[Source data]
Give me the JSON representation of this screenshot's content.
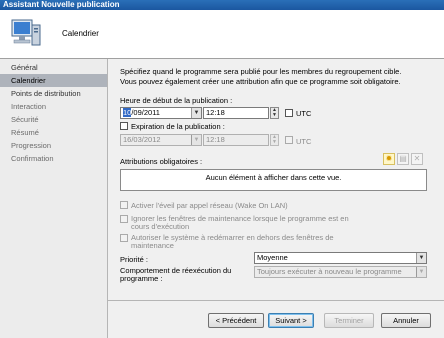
{
  "window": {
    "title": "Assistant Nouvelle publication"
  },
  "header": {
    "title": "Calendrier",
    "icon": "computer-icon"
  },
  "sidebar": {
    "items": [
      {
        "label": "Général"
      },
      {
        "label": "Calendrier",
        "active": true
      },
      {
        "label": "Points de distribution"
      },
      {
        "label": "Interaction"
      },
      {
        "label": "Sécurité"
      },
      {
        "label": "Résumé"
      },
      {
        "label": "Progression"
      },
      {
        "label": "Confirmation"
      }
    ]
  },
  "main": {
    "description": "Spécifiez quand le programme sera publié pour les membres du regroupement cible. Vous pouvez également créer une attribution afin que ce programme soit obligatoire.",
    "start": {
      "label": "Heure de début de la publication :",
      "date_hl": "10",
      "date_rest": "/09/2011",
      "time": "12:18",
      "utc_label": "UTC"
    },
    "expiration": {
      "label": "Expiration de la publication :",
      "date": "16/03/2012",
      "time": "12:18",
      "utc_label": "UTC"
    },
    "assignments": {
      "label": "Attributions obligatoires :",
      "empty_text": "Aucun élément à afficher dans cette vue."
    },
    "options": {
      "wake_on_lan": "Activer l'éveil par appel réseau (Wake On LAN)",
      "ignore_maintenance_1": "Ignorer les fenêtres de maintenance lorsque le programme est en",
      "ignore_maintenance_2": "cours d'exécution",
      "allow_restart_1": "Autoriser le système à redémarrer en dehors des fenêtres de",
      "allow_restart_2": "maintenance"
    },
    "priority": {
      "label": "Priorité :",
      "value": "Moyenne"
    },
    "rerun": {
      "label_1": "Comportement de réexécution du",
      "label_2": "programme :",
      "value": "Toujours exécuter à nouveau le programme"
    }
  },
  "footer": {
    "prev": "< Précédent",
    "next": "Suivant >",
    "finish": "Terminer",
    "cancel": "Annuler"
  },
  "colors": {
    "title_bar": "#1b57a0",
    "selection": "#3169c6",
    "active_nav": "#aeb3bb"
  }
}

:: Your objective ::
Scan the listing above for the word "publication" and copy every line that holds it.

:: Completed exercise ::
    "title": "Assistant Nouvelle publication"
      "label": "Heure de début de la publication :",
      "label": "Expiration de la publication :",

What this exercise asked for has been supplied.